--- Stated task ---
Output each entry that follows exactly. Images stay out.

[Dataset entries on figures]
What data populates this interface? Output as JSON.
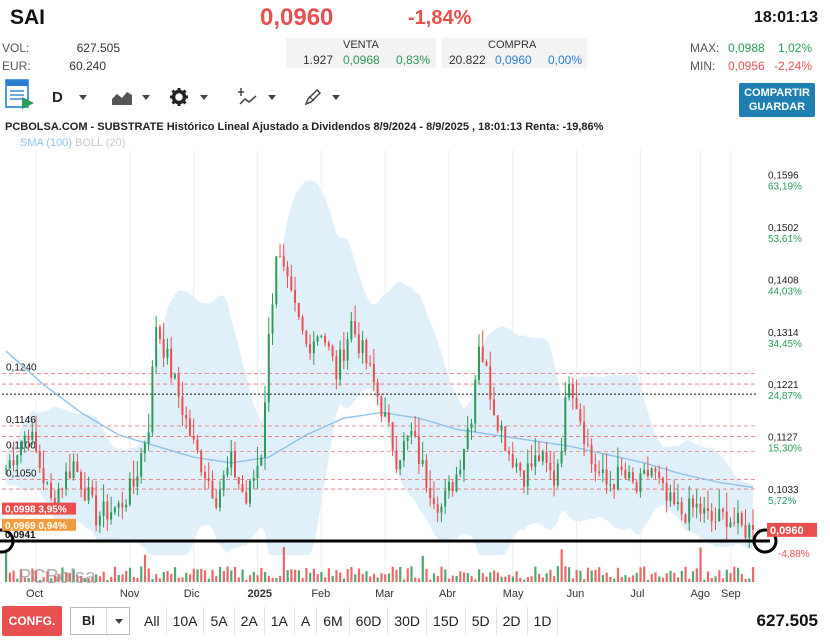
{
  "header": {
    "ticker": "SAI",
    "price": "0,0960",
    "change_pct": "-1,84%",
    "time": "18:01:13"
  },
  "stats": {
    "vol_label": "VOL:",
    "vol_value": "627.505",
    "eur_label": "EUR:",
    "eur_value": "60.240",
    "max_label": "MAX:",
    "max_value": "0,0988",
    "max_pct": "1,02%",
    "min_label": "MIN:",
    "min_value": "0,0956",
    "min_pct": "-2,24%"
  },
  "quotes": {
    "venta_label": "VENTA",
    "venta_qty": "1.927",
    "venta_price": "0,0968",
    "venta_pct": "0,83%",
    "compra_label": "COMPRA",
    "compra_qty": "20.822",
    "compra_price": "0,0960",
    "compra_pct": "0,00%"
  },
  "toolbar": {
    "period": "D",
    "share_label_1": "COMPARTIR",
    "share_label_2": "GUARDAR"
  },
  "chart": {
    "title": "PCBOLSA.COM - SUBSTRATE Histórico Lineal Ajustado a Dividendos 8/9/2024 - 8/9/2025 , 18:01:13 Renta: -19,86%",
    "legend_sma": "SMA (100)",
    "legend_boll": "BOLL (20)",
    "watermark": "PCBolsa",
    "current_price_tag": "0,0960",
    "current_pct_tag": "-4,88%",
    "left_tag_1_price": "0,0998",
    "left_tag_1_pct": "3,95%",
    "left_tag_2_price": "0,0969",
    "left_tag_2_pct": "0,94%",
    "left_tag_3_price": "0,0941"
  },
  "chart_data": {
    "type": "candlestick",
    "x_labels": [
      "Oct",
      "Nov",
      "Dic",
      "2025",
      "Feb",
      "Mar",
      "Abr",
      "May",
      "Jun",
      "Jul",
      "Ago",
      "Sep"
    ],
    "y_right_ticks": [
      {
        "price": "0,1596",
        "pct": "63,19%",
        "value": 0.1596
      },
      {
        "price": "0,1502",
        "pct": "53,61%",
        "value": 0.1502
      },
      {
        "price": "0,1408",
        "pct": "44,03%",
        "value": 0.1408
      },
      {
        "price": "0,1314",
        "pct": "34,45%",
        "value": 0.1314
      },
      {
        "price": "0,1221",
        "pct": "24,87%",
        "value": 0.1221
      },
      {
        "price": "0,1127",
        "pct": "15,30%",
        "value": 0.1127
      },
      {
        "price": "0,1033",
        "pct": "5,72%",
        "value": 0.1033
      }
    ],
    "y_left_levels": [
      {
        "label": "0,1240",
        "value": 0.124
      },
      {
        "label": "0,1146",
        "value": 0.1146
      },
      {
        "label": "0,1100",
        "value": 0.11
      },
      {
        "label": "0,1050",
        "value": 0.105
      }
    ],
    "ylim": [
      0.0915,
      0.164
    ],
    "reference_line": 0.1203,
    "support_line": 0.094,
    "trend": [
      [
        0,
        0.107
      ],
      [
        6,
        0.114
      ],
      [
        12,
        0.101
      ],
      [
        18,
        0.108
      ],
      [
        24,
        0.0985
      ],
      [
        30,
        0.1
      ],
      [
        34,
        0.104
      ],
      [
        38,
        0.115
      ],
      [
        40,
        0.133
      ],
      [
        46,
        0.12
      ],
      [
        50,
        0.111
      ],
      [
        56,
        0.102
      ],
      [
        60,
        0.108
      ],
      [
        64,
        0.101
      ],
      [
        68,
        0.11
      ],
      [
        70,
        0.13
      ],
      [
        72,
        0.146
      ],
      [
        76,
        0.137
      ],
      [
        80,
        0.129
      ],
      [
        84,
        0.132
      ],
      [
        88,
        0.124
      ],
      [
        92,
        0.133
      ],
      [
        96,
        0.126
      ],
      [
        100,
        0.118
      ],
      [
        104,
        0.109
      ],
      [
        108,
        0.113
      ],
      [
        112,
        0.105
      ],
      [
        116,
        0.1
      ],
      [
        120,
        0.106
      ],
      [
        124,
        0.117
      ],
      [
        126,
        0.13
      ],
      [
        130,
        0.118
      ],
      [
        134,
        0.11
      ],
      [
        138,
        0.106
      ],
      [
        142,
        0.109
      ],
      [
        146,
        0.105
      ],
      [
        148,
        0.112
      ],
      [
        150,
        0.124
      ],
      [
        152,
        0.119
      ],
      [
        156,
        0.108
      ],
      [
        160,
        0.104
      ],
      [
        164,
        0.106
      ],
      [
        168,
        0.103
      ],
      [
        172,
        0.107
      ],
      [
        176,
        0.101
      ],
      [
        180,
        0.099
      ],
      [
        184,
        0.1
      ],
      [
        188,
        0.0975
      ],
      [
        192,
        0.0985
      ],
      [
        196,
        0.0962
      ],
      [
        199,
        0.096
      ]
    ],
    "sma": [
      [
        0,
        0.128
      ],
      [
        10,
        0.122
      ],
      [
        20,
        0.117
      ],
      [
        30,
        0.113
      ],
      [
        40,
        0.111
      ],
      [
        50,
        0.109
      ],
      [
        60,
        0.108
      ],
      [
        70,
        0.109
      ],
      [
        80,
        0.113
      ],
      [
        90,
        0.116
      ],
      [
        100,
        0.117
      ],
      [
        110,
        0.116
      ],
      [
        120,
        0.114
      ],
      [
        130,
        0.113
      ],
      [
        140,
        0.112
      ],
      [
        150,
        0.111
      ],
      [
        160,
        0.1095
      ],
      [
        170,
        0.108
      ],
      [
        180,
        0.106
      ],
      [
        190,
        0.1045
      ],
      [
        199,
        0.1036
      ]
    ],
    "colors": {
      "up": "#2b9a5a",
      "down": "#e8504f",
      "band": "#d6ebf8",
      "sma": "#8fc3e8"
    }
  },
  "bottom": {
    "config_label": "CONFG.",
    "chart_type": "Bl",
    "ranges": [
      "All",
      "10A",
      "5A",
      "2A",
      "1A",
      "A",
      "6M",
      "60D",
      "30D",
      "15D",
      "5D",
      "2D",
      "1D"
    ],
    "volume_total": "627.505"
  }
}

--- The completed task ---
What data populates this interface? Output as JSON.
{
  "header": {
    "ticker": "SAI",
    "price": "0,0960",
    "change_pct": "-1,84%",
    "time": "18:01:13"
  },
  "stats": {
    "vol_label": "VOL:",
    "vol_value": "627.505",
    "eur_label": "EUR:",
    "eur_value": "60.240",
    "max_label": "MAX:",
    "max_value": "0,0988",
    "max_pct": "1,02%",
    "min_label": "MIN:",
    "min_value": "0,0956",
    "min_pct": "-2,24%"
  },
  "quotes": {
    "venta_label": "VENTA",
    "venta_qty": "1.927",
    "venta_price": "0,0968",
    "venta_pct": "0,83%",
    "compra_label": "COMPRA",
    "compra_qty": "20.822",
    "compra_price": "0,0960",
    "compra_pct": "0,00%"
  },
  "toolbar": {
    "period": "D",
    "share_label_1": "COMPARTIR",
    "share_label_2": "GUARDAR"
  },
  "chart": {
    "title": "PCBOLSA.COM - SUBSTRATE Histórico Lineal Ajustado a Dividendos 8/9/2024 - 8/9/2025 , 18:01:13 Renta: -19,86%",
    "legend_sma": "SMA (100)",
    "legend_boll": "BOLL (20)",
    "watermark": "PCBolsa",
    "current_price_tag": "0,0960",
    "current_pct_tag": "-4,88%",
    "left_tag_1_price": "0,0998",
    "left_tag_1_pct": "3,95%",
    "left_tag_2_price": "0,0969",
    "left_tag_2_pct": "0,94%",
    "left_tag_3_price": "0,0941"
  },
  "chart_data": {
    "type": "candlestick",
    "x_labels": [
      "Oct",
      "Nov",
      "Dic",
      "2025",
      "Feb",
      "Mar",
      "Abr",
      "May",
      "Jun",
      "Jul",
      "Ago",
      "Sep"
    ],
    "y_right_ticks": [
      {
        "price": "0,1596",
        "pct": "63,19%",
        "value": 0.1596
      },
      {
        "price": "0,1502",
        "pct": "53,61%",
        "value": 0.1502
      },
      {
        "price": "0,1408",
        "pct": "44,03%",
        "value": 0.1408
      },
      {
        "price": "0,1314",
        "pct": "34,45%",
        "value": 0.1314
      },
      {
        "price": "0,1221",
        "pct": "24,87%",
        "value": 0.1221
      },
      {
        "price": "0,1127",
        "pct": "15,30%",
        "value": 0.1127
      },
      {
        "price": "0,1033",
        "pct": "5,72%",
        "value": 0.1033
      }
    ],
    "y_left_levels": [
      {
        "label": "0,1240",
        "value": 0.124
      },
      {
        "label": "0,1146",
        "value": 0.1146
      },
      {
        "label": "0,1100",
        "value": 0.11
      },
      {
        "label": "0,1050",
        "value": 0.105
      }
    ],
    "ylim": [
      0.0915,
      0.164
    ],
    "reference_line": 0.1203,
    "support_line": 0.094,
    "trend": [
      [
        0,
        0.107
      ],
      [
        6,
        0.114
      ],
      [
        12,
        0.101
      ],
      [
        18,
        0.108
      ],
      [
        24,
        0.0985
      ],
      [
        30,
        0.1
      ],
      [
        34,
        0.104
      ],
      [
        38,
        0.115
      ],
      [
        40,
        0.133
      ],
      [
        46,
        0.12
      ],
      [
        50,
        0.111
      ],
      [
        56,
        0.102
      ],
      [
        60,
        0.108
      ],
      [
        64,
        0.101
      ],
      [
        68,
        0.11
      ],
      [
        70,
        0.13
      ],
      [
        72,
        0.146
      ],
      [
        76,
        0.137
      ],
      [
        80,
        0.129
      ],
      [
        84,
        0.132
      ],
      [
        88,
        0.124
      ],
      [
        92,
        0.133
      ],
      [
        96,
        0.126
      ],
      [
        100,
        0.118
      ],
      [
        104,
        0.109
      ],
      [
        108,
        0.113
      ],
      [
        112,
        0.105
      ],
      [
        116,
        0.1
      ],
      [
        120,
        0.106
      ],
      [
        124,
        0.117
      ],
      [
        126,
        0.13
      ],
      [
        130,
        0.118
      ],
      [
        134,
        0.11
      ],
      [
        138,
        0.106
      ],
      [
        142,
        0.109
      ],
      [
        146,
        0.105
      ],
      [
        148,
        0.112
      ],
      [
        150,
        0.124
      ],
      [
        152,
        0.119
      ],
      [
        156,
        0.108
      ],
      [
        160,
        0.104
      ],
      [
        164,
        0.106
      ],
      [
        168,
        0.103
      ],
      [
        172,
        0.107
      ],
      [
        176,
        0.101
      ],
      [
        180,
        0.099
      ],
      [
        184,
        0.1
      ],
      [
        188,
        0.0975
      ],
      [
        192,
        0.0985
      ],
      [
        196,
        0.0962
      ],
      [
        199,
        0.096
      ]
    ],
    "sma": [
      [
        0,
        0.128
      ],
      [
        10,
        0.122
      ],
      [
        20,
        0.117
      ],
      [
        30,
        0.113
      ],
      [
        40,
        0.111
      ],
      [
        50,
        0.109
      ],
      [
        60,
        0.108
      ],
      [
        70,
        0.109
      ],
      [
        80,
        0.113
      ],
      [
        90,
        0.116
      ],
      [
        100,
        0.117
      ],
      [
        110,
        0.116
      ],
      [
        120,
        0.114
      ],
      [
        130,
        0.113
      ],
      [
        140,
        0.112
      ],
      [
        150,
        0.111
      ],
      [
        160,
        0.1095
      ],
      [
        170,
        0.108
      ],
      [
        180,
        0.106
      ],
      [
        190,
        0.1045
      ],
      [
        199,
        0.1036
      ]
    ],
    "colors": {
      "up": "#2b9a5a",
      "down": "#e8504f",
      "band": "#d6ebf8",
      "sma": "#8fc3e8"
    }
  },
  "bottom": {
    "config_label": "CONFG.",
    "chart_type": "Bl",
    "ranges": [
      "All",
      "10A",
      "5A",
      "2A",
      "1A",
      "A",
      "6M",
      "60D",
      "30D",
      "15D",
      "5D",
      "2D",
      "1D"
    ],
    "volume_total": "627.505"
  }
}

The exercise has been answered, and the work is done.